#### [WRITTEN INSTRUCTION]
Return the records word for word. Any pictures in them are not part of the copy.

------------------------------------------------------------

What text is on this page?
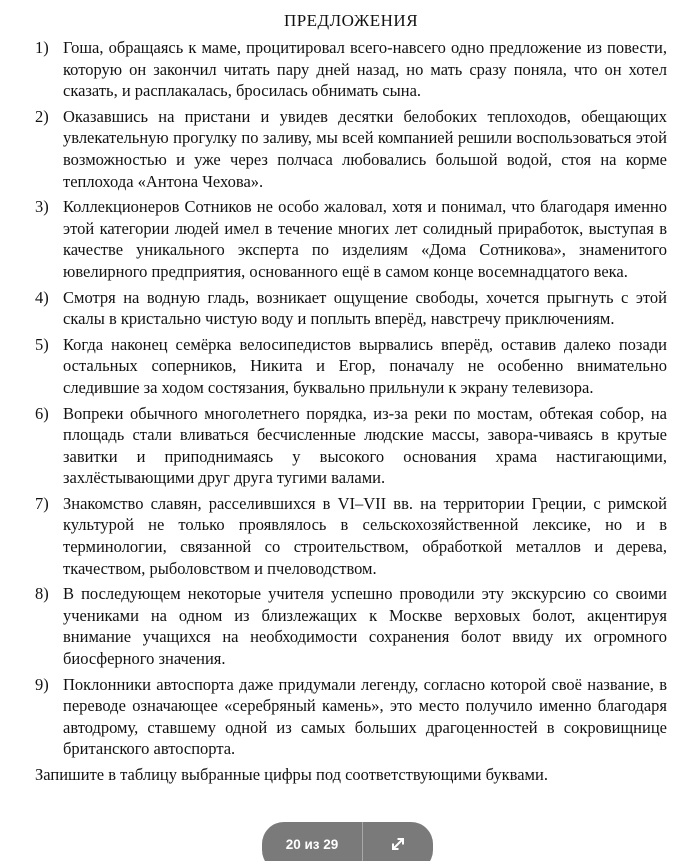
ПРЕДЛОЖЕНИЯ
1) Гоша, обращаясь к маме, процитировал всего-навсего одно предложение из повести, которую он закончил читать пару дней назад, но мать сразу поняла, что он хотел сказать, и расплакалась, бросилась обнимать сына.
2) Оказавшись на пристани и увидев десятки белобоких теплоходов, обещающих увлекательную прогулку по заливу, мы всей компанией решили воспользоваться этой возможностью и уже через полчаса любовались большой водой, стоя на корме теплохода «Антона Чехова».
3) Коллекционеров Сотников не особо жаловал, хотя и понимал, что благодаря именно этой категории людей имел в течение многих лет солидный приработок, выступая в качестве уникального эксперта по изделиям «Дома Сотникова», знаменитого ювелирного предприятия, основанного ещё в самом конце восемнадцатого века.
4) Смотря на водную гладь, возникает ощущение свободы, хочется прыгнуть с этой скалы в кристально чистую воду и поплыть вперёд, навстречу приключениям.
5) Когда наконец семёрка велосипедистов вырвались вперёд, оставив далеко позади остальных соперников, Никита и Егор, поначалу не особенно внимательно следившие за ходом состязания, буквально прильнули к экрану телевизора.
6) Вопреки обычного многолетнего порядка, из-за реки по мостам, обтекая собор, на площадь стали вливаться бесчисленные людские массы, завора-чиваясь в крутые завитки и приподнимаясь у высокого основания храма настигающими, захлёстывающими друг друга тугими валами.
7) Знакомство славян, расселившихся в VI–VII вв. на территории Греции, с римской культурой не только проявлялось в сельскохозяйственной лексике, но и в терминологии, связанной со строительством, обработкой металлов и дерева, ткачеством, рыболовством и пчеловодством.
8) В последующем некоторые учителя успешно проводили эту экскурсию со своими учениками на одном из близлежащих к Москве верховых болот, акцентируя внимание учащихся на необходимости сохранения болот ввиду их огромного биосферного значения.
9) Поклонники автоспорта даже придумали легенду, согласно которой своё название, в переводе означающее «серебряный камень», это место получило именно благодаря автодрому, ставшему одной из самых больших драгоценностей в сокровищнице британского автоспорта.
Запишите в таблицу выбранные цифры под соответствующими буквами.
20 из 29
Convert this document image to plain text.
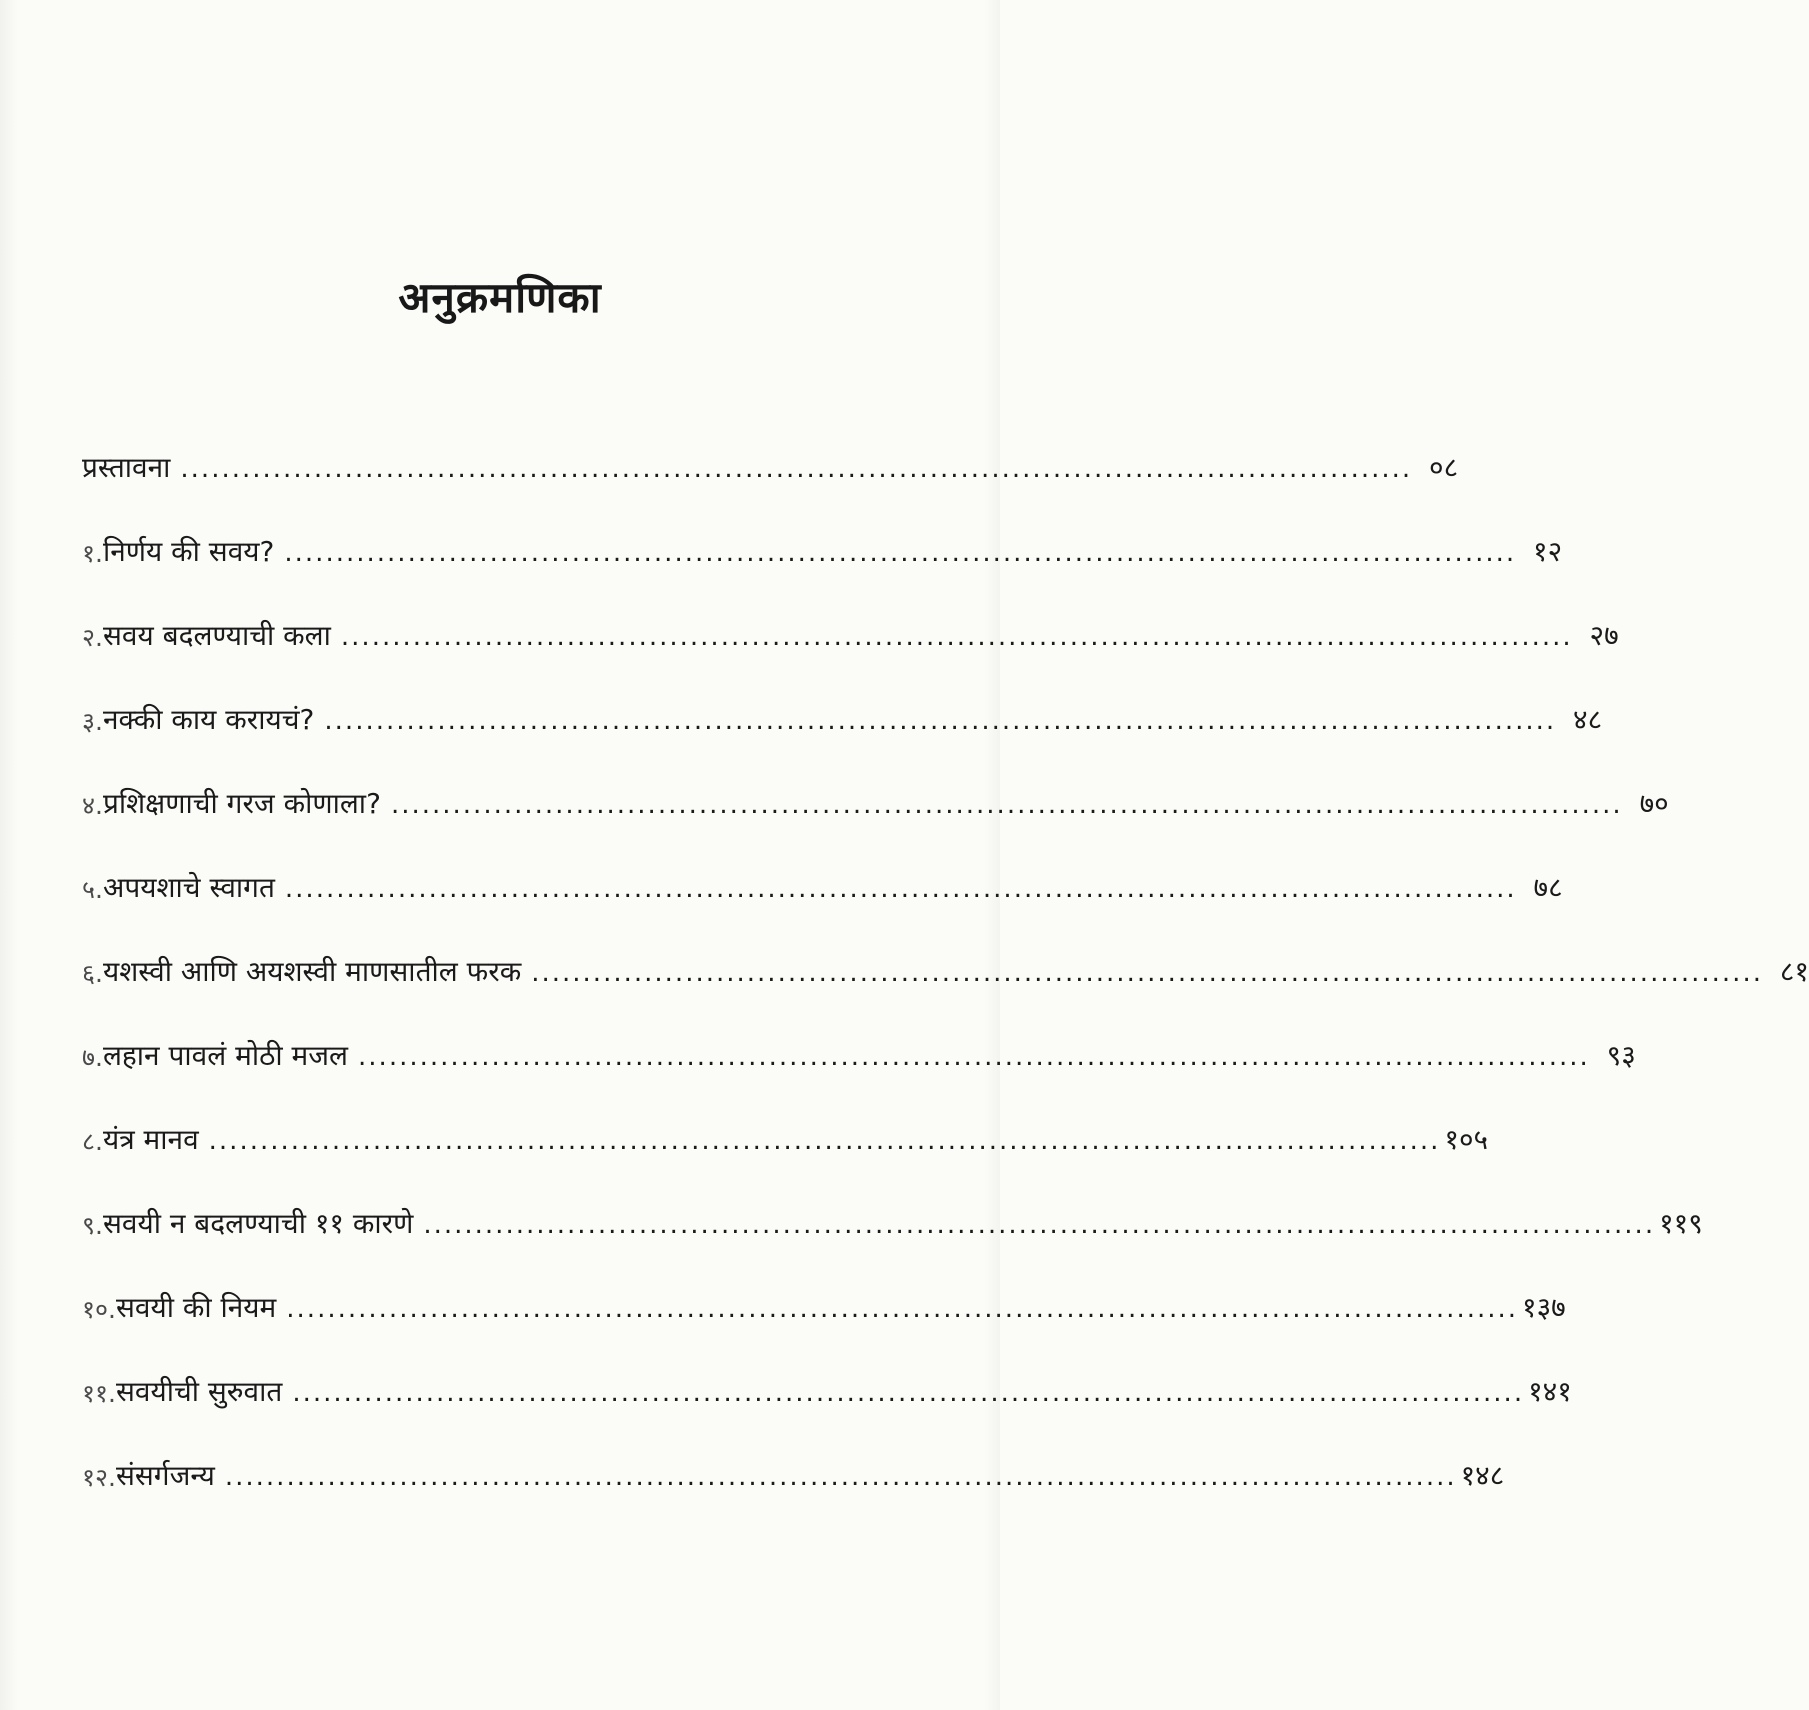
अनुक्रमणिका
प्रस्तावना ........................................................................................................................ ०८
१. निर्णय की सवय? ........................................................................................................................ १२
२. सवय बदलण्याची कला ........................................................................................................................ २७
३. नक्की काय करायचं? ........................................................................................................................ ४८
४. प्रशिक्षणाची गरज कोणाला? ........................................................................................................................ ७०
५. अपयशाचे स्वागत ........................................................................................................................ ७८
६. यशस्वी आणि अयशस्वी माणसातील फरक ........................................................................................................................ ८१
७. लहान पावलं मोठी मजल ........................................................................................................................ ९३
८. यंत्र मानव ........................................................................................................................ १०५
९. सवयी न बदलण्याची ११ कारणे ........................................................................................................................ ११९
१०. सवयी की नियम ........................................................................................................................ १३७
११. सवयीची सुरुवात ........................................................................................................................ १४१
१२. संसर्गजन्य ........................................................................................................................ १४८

------------------------------------------------------------

#### [EXPECTED ANSWER]
What text is on this page?
ПРЕДЛОЖЕНИЯ
1) Гоша, обращаясь к маме, процитировал всего-навсего одно предложение из повести, которую он закончил читать пару дней назад, но мать сразу поняла, что он хотел сказать, и расплакалась, бросилась обнимать сына.
2) Оказавшись на пристани и увидев десятки белобоких теплоходов, обещающих увлекательную прогулку по заливу, мы всей компанией решили воспользоваться этой возможностью и уже через полчаса любовались большой водой, стоя на корме теплохода «Антона Чехова».
3) Коллекционеров Сотников не особо жаловал, хотя и понимал, что благодаря именно этой категории людей имел в течение многих лет солидный приработок, выступая в качестве уникального эксперта по изделиям «Дома Сотникова», знаменитого ювелирного предприятия, основанного ещё в самом конце восемнадцатого века.
4) Смотря на водную гладь, возникает ощущение свободы, хочется прыгнуть с этой скалы в кристально чистую воду и поплыть вперёд, навстречу приключениям.
5) Когда наконец семёрка велосипедистов вырвались вперёд, оставив далеко позади остальных соперников, Никита и Егор, поначалу не особенно внимательно следившие за ходом состязания, буквально прильнули к экрану телевизора.
6) Вопреки обычного многолетнего порядка, из-за реки по мостам, обтекая собор, на площадь стали вливаться бесчисленные людские массы, завора-чиваясь в крутые завитки и приподнимаясь у высокого основания храма настигающими, захлёстывающими друг друга тугими валами.
7) Знакомство славян, расселившихся в VI–VII вв. на территории Греции, с римской культурой не только проявлялось в сельскохозяйственной лексике, но и в терминологии, связанной со строительством, обработкой металлов и дерева, ткачеством, рыболовством и пчеловодством.
8) В последующем некоторые учителя успешно проводили эту экскурсию со своими учениками на одном из близлежащих к Москве верховых болот, акцентируя внимание учащихся на необходимости сохранения болот ввиду их огромного биосферного значения.
9) Поклонники автоспорта даже придумали легенду, согласно которой своё название, в переводе означающее «серебряный камень», это место получило именно благодаря автодрому, ставшему одной из самых больших драгоценностей в сокровищнице британского автоспорта.
Запишите в таблицу выбранные цифры под соответствующими буквами.
20 из 29
Convert this document image to plain text.
अनुक्रमणिका
प्रस्तावना ........................................................................................................................ ०८
१. निर्णय की सवय? ........................................................................................................................ १२
२. सवय बदलण्याची कला ........................................................................................................................ २७
३. नक्की काय करायचं? ........................................................................................................................ ४८
४. प्रशिक्षणाची गरज कोणाला? ........................................................................................................................ ७०
५. अपयशाचे स्वागत ........................................................................................................................ ७८
६. यशस्वी आणि अयशस्वी माणसातील फरक ........................................................................................................................ ८१
७. लहान पावलं मोठी मजल ........................................................................................................................ ९३
८. यंत्र मानव ........................................................................................................................ १०५
९. सवयी न बदलण्याची ११ कारणे ........................................................................................................................ ११९
१०. सवयी की नियम ........................................................................................................................ १३७
११. सवयीची सुरुवात ........................................................................................................................ १४१
१२. संसर्गजन्य ........................................................................................................................ १४८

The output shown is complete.